══ Data records ══

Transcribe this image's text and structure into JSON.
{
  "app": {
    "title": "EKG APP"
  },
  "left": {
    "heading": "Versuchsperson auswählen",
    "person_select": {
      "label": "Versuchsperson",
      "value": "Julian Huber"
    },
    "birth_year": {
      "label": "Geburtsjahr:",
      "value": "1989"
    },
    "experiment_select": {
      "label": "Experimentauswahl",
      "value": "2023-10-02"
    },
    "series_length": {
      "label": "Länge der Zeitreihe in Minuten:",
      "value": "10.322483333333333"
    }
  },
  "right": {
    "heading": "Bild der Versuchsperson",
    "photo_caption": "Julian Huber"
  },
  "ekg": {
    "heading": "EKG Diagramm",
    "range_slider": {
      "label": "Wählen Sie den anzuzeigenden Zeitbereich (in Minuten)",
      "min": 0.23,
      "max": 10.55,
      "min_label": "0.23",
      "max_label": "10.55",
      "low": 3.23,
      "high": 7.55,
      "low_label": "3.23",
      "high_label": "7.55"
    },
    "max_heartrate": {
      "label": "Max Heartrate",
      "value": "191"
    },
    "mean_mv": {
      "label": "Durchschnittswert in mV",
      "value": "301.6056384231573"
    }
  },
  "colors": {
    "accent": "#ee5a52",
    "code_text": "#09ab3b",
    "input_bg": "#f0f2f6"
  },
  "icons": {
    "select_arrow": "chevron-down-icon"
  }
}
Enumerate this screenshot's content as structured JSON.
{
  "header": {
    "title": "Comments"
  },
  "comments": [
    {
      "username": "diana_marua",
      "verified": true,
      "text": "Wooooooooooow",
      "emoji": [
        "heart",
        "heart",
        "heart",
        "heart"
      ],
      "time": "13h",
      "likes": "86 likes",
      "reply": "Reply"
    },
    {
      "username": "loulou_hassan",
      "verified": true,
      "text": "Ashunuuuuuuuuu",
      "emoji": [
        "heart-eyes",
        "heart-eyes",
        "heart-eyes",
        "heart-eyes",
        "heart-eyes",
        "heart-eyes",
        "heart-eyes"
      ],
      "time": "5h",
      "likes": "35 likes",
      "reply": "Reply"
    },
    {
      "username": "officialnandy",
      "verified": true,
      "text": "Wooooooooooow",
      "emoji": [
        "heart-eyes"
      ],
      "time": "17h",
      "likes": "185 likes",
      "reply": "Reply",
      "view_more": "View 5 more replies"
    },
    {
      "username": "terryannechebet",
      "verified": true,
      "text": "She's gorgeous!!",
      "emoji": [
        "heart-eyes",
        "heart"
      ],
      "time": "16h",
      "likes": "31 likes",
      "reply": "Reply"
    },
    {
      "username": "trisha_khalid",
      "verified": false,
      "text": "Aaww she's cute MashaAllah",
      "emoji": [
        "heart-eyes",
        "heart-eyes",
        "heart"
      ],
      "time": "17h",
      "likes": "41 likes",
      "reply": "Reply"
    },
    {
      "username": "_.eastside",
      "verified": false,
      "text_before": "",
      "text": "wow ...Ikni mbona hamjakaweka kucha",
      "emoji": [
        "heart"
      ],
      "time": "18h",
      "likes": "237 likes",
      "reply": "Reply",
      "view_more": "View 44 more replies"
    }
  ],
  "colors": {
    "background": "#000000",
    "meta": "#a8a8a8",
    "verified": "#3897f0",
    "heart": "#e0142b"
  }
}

═══

Work to do: Select all lines with the word "heading" from the entries above.

Result below:
    "heading": "Versuchsperson auswählen",
    "heading": "Bild der Versuchsperson",
    "heading": "EKG Diagramm",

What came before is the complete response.